Given problem — Copy every line of the listing that holds the string "Esplanada".

Records provided —
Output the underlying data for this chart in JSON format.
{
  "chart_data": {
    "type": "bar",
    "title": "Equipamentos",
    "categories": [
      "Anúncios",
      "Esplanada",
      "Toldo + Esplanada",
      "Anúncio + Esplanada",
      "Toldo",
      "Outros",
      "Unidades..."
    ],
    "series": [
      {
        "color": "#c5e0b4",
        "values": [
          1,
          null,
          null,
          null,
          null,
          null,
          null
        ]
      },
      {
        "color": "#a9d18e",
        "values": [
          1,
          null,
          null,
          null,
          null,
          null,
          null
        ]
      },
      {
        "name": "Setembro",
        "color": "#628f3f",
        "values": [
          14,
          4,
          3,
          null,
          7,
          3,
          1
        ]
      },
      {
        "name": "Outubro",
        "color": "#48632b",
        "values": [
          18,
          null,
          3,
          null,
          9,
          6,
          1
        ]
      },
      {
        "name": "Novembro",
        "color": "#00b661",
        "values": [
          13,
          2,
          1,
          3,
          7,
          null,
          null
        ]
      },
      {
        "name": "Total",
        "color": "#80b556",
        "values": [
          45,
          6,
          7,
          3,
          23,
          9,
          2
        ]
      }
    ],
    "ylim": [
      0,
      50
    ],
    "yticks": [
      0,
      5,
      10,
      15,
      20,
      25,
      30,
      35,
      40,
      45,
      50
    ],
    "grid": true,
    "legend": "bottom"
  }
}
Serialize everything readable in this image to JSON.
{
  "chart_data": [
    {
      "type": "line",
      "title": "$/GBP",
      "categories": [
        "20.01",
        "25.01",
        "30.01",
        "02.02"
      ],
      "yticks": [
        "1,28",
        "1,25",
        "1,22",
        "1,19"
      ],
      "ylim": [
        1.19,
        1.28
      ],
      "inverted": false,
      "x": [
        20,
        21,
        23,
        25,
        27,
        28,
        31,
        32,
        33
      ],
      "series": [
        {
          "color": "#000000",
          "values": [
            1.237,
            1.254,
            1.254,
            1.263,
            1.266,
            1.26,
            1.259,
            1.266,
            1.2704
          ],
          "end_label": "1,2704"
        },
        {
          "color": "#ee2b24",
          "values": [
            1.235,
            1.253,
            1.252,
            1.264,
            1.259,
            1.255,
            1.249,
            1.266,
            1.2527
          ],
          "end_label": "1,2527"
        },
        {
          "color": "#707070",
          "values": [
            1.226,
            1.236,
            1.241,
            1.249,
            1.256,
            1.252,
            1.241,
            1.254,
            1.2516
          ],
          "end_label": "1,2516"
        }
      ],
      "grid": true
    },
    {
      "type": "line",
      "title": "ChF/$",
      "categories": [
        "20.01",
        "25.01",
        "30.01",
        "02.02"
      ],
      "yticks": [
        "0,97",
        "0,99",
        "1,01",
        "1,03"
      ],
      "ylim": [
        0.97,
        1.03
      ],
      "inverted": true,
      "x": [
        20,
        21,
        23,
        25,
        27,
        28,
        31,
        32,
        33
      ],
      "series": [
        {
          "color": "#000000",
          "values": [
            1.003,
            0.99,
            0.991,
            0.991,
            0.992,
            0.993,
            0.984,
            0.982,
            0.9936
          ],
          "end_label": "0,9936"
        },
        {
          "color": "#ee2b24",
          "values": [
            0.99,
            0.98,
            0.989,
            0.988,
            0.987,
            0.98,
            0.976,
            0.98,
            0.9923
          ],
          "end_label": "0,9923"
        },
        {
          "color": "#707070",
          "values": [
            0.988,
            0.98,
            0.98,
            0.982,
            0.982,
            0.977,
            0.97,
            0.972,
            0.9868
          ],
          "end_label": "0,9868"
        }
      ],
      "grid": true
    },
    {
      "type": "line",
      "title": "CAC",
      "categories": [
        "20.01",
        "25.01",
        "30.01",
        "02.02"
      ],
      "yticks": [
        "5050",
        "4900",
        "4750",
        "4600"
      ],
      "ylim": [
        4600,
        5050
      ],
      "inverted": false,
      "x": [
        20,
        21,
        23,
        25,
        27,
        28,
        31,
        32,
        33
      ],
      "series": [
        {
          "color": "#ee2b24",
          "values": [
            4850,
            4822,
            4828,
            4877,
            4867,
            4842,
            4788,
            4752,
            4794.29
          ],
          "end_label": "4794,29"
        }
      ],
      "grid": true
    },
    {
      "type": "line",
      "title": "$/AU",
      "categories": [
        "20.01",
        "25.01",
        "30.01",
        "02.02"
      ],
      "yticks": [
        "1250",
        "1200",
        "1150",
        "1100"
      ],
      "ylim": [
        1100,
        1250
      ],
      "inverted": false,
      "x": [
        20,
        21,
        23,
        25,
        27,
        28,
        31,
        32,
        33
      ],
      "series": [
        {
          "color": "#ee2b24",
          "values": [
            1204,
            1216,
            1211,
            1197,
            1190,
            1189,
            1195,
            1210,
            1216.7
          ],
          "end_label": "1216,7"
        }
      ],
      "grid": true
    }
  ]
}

Output —
      "Esplanada",
      "Toldo + Esplanada",
      "Anúncio + Esplanada",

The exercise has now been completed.